# START OF RECORDS SHOWN

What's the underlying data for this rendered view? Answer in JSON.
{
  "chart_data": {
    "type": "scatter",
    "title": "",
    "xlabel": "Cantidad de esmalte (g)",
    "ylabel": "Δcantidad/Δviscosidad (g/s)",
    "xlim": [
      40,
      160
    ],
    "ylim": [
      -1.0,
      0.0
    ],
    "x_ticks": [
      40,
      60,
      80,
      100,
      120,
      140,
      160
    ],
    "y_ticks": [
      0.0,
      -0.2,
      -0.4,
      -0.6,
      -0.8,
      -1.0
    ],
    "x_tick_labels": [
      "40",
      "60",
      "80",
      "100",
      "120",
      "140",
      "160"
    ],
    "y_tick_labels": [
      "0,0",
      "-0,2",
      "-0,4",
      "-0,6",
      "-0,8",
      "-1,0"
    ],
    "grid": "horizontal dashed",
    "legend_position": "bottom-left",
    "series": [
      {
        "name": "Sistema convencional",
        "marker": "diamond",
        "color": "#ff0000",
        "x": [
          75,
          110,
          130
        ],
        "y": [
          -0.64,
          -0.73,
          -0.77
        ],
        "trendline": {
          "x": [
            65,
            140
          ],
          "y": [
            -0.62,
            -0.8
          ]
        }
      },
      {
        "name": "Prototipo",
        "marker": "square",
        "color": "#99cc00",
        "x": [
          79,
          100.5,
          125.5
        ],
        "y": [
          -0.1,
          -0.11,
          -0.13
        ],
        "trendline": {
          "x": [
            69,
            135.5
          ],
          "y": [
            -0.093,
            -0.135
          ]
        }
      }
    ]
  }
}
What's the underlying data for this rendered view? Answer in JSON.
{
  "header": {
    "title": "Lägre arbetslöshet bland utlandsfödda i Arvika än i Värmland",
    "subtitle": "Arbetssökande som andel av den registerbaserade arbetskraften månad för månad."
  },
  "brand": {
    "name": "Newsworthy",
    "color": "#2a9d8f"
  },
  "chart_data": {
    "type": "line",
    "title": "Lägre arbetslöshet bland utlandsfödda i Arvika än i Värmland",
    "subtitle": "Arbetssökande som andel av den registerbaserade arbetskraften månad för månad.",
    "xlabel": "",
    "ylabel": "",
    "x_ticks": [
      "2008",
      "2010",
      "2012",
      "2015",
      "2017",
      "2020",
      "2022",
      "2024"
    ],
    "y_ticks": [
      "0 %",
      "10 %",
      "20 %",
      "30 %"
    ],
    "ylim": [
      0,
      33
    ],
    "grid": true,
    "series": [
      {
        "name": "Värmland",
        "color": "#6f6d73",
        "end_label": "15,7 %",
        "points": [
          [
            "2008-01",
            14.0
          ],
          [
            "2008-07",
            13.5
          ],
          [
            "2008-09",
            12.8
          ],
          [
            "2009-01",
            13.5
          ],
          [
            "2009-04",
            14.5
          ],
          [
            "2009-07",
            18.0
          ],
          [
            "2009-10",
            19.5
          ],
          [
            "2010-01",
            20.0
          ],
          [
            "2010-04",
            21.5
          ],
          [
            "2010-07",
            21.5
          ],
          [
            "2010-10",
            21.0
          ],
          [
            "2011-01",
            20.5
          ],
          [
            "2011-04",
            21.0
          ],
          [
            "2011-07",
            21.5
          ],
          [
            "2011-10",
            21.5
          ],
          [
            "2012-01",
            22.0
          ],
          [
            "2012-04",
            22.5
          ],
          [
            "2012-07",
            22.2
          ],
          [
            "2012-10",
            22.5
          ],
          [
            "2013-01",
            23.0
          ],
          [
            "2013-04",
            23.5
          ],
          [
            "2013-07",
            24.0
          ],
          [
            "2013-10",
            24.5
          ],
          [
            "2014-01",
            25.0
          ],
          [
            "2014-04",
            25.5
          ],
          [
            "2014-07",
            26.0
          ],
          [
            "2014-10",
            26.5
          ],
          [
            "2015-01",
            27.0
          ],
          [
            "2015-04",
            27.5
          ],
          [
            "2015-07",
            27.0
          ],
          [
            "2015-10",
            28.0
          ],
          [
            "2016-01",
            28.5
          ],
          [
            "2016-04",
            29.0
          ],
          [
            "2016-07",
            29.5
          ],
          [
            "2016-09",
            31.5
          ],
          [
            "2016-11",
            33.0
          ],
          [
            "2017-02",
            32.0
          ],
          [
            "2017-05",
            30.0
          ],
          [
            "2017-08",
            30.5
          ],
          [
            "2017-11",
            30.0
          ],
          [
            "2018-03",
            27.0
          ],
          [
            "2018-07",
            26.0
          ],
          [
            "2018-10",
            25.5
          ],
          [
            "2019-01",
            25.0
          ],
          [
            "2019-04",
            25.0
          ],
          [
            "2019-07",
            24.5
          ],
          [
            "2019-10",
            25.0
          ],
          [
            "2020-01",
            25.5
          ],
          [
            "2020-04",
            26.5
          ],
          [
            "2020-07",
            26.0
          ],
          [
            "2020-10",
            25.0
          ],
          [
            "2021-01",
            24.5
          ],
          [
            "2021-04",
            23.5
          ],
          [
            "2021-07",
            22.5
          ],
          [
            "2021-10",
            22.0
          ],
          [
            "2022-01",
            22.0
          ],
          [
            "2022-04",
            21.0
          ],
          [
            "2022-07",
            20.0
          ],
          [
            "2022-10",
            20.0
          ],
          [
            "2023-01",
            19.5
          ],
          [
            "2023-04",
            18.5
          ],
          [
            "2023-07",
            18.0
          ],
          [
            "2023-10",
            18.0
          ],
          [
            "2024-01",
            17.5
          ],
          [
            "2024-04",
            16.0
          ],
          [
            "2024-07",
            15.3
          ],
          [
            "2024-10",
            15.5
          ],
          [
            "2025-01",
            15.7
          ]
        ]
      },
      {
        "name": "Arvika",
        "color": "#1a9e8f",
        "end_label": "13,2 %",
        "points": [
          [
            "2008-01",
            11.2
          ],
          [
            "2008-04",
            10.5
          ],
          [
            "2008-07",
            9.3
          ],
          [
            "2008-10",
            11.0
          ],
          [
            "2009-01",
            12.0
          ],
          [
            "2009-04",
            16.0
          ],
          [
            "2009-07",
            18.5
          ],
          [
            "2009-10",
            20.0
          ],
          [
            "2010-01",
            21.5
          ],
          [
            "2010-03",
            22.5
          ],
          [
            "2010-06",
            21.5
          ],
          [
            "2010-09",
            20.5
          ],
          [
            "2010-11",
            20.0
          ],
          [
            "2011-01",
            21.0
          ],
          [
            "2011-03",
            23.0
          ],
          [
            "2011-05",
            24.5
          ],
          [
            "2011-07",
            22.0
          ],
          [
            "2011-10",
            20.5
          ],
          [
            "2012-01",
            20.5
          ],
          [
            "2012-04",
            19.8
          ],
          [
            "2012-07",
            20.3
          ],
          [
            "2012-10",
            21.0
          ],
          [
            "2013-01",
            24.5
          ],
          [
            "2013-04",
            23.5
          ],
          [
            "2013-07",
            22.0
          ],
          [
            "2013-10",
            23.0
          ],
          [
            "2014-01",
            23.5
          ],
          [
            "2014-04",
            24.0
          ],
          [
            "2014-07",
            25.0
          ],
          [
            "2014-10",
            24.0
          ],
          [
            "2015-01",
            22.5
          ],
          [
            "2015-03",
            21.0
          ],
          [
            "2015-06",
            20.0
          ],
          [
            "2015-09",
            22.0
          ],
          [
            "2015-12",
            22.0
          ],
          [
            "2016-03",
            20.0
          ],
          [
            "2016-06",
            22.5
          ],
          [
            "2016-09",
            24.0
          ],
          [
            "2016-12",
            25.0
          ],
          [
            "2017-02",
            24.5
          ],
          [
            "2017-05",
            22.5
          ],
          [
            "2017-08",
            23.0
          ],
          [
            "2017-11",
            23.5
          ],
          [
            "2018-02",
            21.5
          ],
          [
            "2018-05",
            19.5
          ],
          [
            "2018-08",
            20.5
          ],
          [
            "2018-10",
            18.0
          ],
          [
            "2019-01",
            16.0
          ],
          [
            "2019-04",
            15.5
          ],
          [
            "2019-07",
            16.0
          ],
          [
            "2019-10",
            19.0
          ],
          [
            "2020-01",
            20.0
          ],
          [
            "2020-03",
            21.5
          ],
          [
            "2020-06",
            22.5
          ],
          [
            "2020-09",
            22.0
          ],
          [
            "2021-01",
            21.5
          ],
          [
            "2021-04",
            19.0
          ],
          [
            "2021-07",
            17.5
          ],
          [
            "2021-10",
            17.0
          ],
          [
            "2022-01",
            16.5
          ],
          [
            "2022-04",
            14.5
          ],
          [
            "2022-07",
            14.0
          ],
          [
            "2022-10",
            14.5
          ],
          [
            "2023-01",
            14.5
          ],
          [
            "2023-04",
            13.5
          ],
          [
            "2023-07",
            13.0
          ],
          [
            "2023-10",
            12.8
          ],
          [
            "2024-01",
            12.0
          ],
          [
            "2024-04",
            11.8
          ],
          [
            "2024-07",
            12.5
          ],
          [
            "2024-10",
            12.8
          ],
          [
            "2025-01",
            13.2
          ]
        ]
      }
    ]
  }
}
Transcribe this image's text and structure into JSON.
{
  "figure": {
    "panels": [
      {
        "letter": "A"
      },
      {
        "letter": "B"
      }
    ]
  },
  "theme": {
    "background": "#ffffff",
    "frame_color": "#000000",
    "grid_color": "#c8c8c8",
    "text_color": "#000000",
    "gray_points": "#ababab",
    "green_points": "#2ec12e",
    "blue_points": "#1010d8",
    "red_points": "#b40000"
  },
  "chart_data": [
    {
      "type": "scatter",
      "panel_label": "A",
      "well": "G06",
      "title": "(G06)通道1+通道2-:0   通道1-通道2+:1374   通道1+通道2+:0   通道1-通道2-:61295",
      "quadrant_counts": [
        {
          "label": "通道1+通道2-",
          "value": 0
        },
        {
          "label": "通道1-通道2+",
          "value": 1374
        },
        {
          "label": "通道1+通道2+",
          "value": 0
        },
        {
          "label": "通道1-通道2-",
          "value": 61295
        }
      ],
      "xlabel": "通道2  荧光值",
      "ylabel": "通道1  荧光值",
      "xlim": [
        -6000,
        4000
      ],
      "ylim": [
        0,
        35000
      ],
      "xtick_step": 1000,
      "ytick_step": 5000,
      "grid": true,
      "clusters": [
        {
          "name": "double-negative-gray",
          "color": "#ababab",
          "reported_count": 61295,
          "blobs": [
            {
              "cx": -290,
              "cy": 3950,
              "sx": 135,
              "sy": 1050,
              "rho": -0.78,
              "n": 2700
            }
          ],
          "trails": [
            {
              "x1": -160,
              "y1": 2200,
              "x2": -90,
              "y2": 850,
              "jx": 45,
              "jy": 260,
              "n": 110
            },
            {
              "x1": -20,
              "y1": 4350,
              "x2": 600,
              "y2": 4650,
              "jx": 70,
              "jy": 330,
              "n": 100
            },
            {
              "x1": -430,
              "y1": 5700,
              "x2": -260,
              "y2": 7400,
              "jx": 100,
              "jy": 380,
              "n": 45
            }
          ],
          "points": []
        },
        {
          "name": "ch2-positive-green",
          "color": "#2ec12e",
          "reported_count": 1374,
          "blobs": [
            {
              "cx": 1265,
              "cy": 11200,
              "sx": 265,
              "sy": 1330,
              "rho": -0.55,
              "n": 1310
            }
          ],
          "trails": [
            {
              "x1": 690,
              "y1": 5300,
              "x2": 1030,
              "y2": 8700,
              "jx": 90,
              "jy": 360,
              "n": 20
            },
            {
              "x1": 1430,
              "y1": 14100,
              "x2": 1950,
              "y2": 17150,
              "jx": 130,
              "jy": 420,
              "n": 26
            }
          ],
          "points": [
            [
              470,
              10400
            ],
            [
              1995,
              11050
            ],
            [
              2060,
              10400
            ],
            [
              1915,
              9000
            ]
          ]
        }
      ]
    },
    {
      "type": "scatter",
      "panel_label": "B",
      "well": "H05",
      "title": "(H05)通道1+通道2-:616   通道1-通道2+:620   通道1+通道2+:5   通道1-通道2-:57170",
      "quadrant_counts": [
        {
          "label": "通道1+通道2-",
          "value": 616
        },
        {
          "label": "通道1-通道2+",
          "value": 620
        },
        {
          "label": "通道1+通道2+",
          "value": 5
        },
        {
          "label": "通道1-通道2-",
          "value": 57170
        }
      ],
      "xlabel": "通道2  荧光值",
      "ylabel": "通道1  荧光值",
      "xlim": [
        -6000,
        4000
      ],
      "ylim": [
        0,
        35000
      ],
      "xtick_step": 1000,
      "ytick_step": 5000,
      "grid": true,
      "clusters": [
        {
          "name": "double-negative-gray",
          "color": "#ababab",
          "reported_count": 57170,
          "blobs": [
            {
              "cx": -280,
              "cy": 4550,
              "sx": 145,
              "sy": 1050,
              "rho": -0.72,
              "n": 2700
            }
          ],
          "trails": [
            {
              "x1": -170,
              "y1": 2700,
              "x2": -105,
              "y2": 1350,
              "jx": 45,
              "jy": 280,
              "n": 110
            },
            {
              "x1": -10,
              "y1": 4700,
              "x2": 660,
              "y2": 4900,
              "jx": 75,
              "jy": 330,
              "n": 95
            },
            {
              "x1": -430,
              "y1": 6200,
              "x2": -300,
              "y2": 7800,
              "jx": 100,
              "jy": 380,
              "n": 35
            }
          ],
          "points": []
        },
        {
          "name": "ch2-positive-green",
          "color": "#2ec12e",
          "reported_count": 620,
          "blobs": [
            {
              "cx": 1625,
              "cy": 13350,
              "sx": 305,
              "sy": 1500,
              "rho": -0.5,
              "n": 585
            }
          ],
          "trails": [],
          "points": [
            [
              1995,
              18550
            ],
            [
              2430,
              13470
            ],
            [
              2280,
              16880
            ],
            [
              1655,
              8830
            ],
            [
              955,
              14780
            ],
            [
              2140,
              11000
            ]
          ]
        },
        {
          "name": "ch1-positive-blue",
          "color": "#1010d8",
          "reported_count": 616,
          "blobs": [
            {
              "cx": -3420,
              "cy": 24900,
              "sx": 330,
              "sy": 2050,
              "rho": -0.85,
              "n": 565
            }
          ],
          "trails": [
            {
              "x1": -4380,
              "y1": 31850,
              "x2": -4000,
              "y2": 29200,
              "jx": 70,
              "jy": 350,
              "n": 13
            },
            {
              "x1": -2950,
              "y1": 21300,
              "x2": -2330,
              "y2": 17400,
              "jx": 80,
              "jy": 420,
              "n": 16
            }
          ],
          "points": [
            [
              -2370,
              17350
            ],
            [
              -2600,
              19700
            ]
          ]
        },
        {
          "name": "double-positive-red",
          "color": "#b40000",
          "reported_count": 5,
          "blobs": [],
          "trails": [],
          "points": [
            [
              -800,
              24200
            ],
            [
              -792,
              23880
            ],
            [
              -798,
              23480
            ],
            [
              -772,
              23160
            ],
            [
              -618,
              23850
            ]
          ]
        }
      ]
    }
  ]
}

# END OF RECORDS SHOWN

# PROBLEM
Gather up the lines that contain the word "positive".

# SOLUTION
          "name": "ch2-positive-green",
          "name": "ch2-positive-green",
          "name": "ch1-positive-blue",
          "name": "double-positive-red",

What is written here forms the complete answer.